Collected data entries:
______
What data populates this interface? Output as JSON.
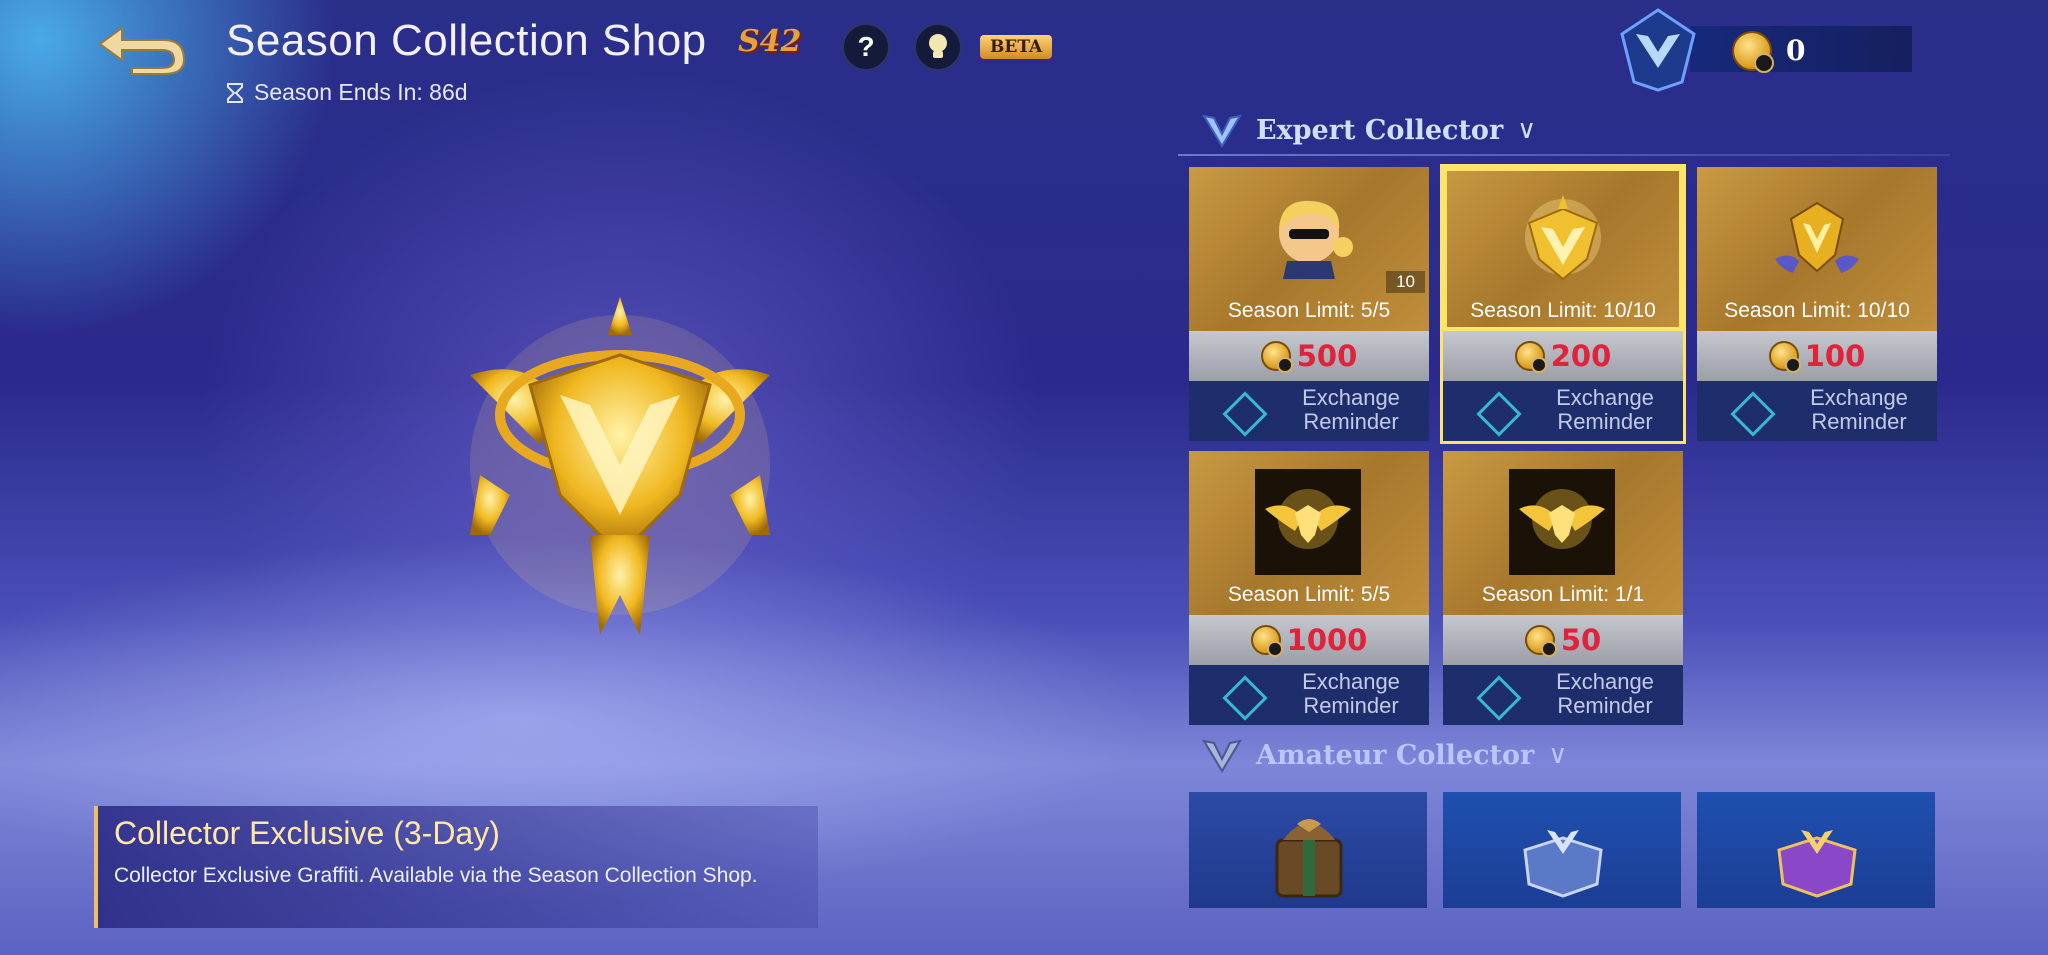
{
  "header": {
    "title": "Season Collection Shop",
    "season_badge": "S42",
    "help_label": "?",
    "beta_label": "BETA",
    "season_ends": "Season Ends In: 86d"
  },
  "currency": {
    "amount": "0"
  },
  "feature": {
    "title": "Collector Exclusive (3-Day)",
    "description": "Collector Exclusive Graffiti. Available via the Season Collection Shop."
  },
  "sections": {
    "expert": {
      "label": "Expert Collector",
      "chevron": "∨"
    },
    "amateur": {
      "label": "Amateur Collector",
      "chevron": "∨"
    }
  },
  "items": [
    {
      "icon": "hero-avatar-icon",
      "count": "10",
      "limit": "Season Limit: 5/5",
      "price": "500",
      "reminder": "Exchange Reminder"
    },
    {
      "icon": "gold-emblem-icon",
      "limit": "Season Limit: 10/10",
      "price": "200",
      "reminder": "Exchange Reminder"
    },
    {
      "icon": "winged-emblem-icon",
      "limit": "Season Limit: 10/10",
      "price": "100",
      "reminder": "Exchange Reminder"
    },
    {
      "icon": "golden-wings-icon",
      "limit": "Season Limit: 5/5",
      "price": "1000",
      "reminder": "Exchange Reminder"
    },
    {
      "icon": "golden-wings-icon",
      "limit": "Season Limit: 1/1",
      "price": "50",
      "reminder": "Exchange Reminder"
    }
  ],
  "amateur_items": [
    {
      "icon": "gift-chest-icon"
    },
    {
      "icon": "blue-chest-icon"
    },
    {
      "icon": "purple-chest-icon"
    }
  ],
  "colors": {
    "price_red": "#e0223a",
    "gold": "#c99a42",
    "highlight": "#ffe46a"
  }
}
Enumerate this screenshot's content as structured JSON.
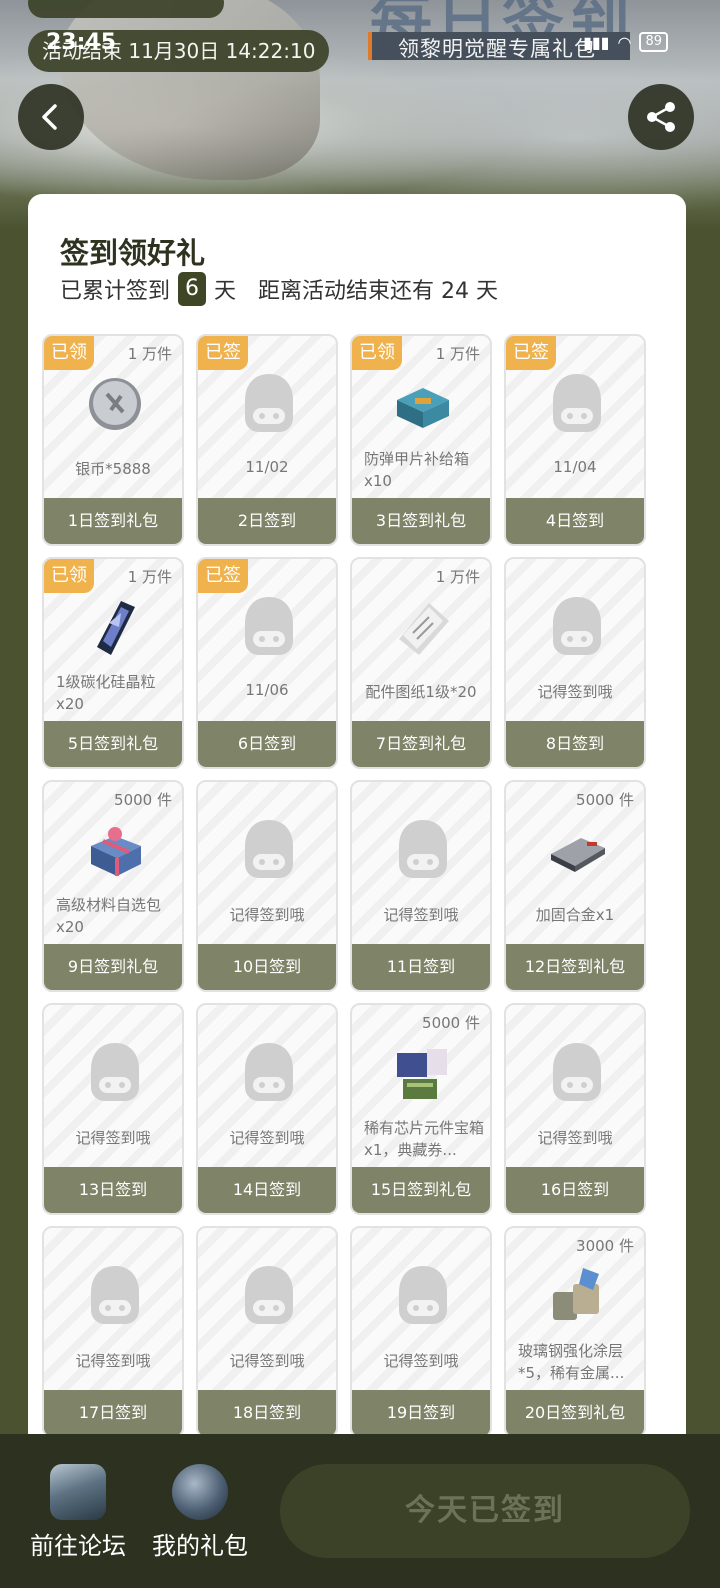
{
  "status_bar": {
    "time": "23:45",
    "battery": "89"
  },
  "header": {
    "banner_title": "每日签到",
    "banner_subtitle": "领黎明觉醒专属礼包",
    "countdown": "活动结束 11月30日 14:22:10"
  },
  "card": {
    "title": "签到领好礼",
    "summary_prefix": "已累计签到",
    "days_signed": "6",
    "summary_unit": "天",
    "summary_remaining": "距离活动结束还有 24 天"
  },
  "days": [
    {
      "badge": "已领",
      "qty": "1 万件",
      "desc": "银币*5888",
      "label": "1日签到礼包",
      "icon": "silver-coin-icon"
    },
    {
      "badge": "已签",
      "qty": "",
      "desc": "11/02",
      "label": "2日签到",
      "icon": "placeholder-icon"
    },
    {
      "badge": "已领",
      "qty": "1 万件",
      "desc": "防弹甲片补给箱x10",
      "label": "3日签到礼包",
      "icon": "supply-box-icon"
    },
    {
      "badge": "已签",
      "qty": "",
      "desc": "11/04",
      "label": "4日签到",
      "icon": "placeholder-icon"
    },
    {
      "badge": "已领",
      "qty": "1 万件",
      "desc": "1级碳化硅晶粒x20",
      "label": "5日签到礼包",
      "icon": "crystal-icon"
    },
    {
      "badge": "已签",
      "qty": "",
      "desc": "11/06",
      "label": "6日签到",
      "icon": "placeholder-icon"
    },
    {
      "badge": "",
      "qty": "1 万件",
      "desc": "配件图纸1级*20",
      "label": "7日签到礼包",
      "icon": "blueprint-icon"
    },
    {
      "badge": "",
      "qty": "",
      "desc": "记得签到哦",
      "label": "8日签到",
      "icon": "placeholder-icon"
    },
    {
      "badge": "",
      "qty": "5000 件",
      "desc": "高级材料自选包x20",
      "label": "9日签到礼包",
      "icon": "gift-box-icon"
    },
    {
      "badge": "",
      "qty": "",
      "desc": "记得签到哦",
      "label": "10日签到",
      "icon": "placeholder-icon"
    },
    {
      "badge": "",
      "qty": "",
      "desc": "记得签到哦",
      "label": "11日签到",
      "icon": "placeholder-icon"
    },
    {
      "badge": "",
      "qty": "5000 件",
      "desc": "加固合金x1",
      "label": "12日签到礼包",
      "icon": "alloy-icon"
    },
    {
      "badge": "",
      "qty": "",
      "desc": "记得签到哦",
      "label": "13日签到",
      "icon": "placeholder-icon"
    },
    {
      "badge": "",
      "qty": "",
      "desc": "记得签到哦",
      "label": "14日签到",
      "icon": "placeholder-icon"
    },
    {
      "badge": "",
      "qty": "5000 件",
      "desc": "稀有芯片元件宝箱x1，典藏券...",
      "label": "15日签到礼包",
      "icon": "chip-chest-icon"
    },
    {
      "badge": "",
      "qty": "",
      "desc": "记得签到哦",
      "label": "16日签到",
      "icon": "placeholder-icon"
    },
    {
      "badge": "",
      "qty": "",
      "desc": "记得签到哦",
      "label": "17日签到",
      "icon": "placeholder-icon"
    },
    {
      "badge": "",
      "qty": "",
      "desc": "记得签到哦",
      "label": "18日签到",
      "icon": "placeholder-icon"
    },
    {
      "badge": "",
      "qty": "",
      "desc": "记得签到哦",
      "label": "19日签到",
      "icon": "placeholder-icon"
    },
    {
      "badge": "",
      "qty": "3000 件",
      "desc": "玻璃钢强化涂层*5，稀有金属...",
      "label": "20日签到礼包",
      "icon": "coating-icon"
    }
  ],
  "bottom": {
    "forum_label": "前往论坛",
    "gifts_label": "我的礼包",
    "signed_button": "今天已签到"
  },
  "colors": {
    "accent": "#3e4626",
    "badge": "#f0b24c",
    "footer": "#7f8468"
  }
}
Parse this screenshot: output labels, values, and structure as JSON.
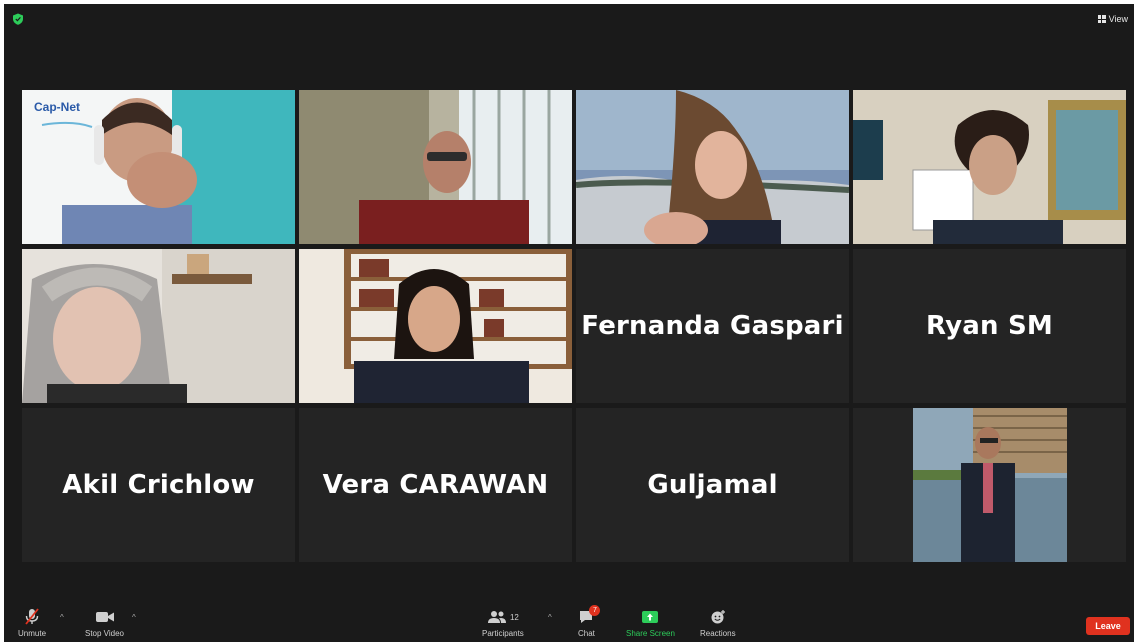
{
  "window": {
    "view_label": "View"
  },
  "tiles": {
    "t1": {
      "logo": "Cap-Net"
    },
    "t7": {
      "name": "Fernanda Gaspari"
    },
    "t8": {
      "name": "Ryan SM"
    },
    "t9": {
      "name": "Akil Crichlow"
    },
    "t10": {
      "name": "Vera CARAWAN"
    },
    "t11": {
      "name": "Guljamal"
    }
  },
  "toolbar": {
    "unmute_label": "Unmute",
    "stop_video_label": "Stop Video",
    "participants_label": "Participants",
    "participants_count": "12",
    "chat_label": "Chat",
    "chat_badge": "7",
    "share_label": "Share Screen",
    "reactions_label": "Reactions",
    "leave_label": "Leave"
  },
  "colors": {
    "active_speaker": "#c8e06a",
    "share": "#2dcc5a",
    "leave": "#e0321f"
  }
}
______
▶ [What the task requires]: Check each line of the records above for "name", and copy those that have it.

▶ [Result for this exercise]:
      "name": "Fernanda Gaspari"
      "name": "Ryan SM"
      "name": "Akil Crichlow"
      "name": "Vera CARAWAN"
      "name": "Guljamal"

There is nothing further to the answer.